• DIRECTION: Work out how many lines in the listing below include the word "icon". Give nothing but the number.

--- Start EXTRACTED DATA ---

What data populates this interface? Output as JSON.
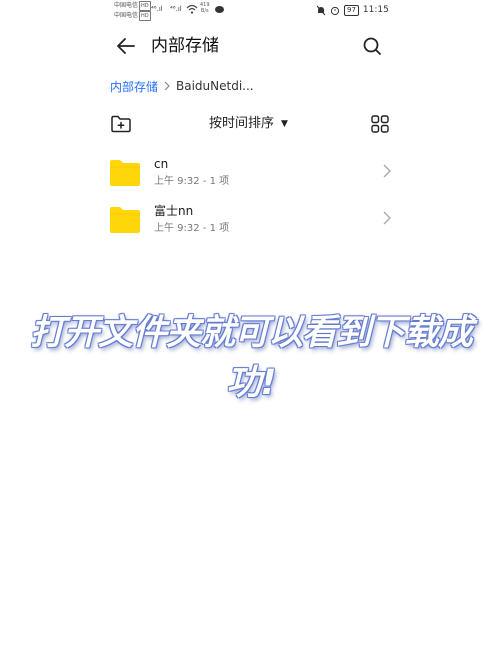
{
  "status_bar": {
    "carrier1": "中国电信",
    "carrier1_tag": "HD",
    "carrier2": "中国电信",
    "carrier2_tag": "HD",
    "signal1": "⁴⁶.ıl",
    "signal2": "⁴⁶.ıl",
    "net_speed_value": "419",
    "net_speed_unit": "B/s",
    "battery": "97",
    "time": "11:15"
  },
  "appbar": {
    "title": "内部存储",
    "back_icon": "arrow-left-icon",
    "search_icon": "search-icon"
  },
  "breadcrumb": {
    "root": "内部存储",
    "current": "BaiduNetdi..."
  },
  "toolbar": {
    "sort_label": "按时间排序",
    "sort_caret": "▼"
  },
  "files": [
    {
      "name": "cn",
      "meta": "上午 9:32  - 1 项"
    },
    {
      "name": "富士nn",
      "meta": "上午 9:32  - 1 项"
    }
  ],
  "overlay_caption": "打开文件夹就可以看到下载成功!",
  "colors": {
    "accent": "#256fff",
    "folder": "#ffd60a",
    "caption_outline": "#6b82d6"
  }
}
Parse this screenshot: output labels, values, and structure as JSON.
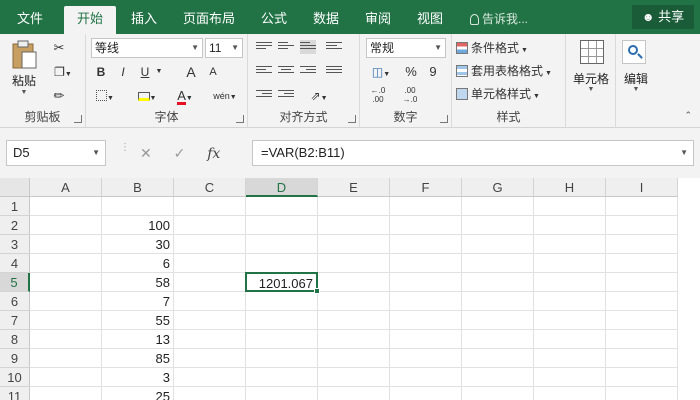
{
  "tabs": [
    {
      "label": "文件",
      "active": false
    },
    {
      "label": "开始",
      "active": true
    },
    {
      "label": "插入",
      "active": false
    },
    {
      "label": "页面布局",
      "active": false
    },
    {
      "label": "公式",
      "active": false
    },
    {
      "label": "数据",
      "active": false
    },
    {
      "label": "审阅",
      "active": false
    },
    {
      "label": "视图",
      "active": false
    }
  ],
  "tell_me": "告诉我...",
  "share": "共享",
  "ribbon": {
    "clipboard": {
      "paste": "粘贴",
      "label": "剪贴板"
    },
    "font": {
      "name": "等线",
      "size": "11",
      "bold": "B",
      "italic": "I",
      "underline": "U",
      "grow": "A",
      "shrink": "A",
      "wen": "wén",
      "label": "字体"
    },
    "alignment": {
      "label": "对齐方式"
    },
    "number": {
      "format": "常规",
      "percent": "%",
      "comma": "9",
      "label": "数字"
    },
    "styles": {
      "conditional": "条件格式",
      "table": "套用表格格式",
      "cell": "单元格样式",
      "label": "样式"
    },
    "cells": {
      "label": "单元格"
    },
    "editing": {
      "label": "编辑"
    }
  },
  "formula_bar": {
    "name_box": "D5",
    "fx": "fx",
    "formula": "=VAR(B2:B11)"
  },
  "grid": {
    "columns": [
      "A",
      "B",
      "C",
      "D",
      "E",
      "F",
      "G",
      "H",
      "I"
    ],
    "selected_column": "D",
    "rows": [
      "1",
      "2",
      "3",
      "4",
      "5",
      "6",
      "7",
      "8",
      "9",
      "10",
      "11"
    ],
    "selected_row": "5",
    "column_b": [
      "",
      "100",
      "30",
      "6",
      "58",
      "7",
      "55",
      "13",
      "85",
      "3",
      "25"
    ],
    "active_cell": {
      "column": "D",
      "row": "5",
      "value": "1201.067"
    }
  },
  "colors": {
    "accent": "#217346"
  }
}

--- End EXTRACTED DATA ---

• RESPONSE FOR THIS EXERCISE: 2